» **Required tasks**:
A) In the Hop Along interview, what is the name of the band's new record?
B) From the Hop Along interview, return the part that begins with the words containing "The Innocence of" and ends with "chatting serenaded us.".
C) Write the next part of the interview with Hop Along, picking up right after its final sentence.

» **Selected excerpt**:
====

The Innocence of Witnessing: A Conversation with Hop Along

Interview by Rivka Yeker

After a photoshoot outside, where the weather granted us a perfectly lit overcast backdrop, Hop Along shuffled their way through the back door into the Metro. We made our way to a corner in the green room, while the sounds of people practicing vocals and chatting serenaded us. 

I began talking to Frances about her storytelling, not just lyrically, but also sonically. In the same way a classical composition can create an visceral cinematic experience, I claim that Hop Along can, too. I ask her about the way a certain line in a song can align with the mood of the music, in a way that is synchronous. For example: “Look of Love” off the new record Bark Your Head Off, Dog is a song where Frances’ voice almost looks like it’s riding the musical notes, working alongside them like long-term partners.

Something I notice quickly with Frances is her self-deprecation. It is light-hearted, but earnest. She says in regards to her storytelling writing, “It gets in the way of the music a little bit. One thing I struggle with is how the music fits with the written content. I do want to provide narratives; I do want to get people into a physical space. I want our songs to do the same thing [as books]. But it’s a challenge, because you have a certain amount of time to build something visually, and music has its own way of doing that.”

====

» **Information given**:
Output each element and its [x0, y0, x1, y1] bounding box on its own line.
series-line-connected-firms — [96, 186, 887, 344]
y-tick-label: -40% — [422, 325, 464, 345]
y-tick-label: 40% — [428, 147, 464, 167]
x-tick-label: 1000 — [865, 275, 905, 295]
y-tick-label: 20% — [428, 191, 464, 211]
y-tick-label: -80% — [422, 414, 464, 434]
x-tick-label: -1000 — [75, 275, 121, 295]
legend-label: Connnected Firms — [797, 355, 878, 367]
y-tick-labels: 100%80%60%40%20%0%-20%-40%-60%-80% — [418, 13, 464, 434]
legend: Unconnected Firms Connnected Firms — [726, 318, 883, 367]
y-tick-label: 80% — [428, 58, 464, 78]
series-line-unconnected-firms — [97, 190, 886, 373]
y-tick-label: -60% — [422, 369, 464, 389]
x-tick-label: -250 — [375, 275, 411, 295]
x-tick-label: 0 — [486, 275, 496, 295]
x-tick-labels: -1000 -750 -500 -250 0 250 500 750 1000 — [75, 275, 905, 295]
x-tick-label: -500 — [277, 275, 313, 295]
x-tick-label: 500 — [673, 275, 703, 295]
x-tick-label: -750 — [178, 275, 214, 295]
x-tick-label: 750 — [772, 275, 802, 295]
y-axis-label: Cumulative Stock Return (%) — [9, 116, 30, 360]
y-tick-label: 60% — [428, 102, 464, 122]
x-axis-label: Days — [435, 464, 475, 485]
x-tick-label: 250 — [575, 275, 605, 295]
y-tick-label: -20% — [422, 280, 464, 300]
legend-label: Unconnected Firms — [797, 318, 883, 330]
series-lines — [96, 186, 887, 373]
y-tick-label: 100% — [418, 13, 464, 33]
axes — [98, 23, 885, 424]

====

» **Answers to the problems**:
A) Bark Your Head Off, Dog

B)
The Innocence of Witnessing: A Conversation with Hop Along

Interview by Rivka Yeker

After a photoshoot outside, where the weather granted us a perfectly lit overcast backdrop, Hop Along shuffled their way through the back door into the Metro. We made our way to a corner in the green room, while the sounds of people practicing vocals and chatting serenaded us.

C)
This is particularly interesting to me since Hop Along aggressively takes me into a space. It’s almost as if it’s impossible to leave the space once I’ve entered. They create records that you have to listen to from beginning to end or else you are missing something vital. In previous interviews and just by being aware of Frances’ savvy as a lyricist, it is obvious she has a background in literature, or a deep love for it. 

Frances says, “I wanted to be a short story writer; I never thought I’d have the attention span to be a novelist. I love writing, maybe even more than I love singing.” Which is unsurprising to some, but an obvious revelation to me, as the lyrics are so visibly poetic and personal, so much so that only someone who thinks like a writer before anything else could come up with them.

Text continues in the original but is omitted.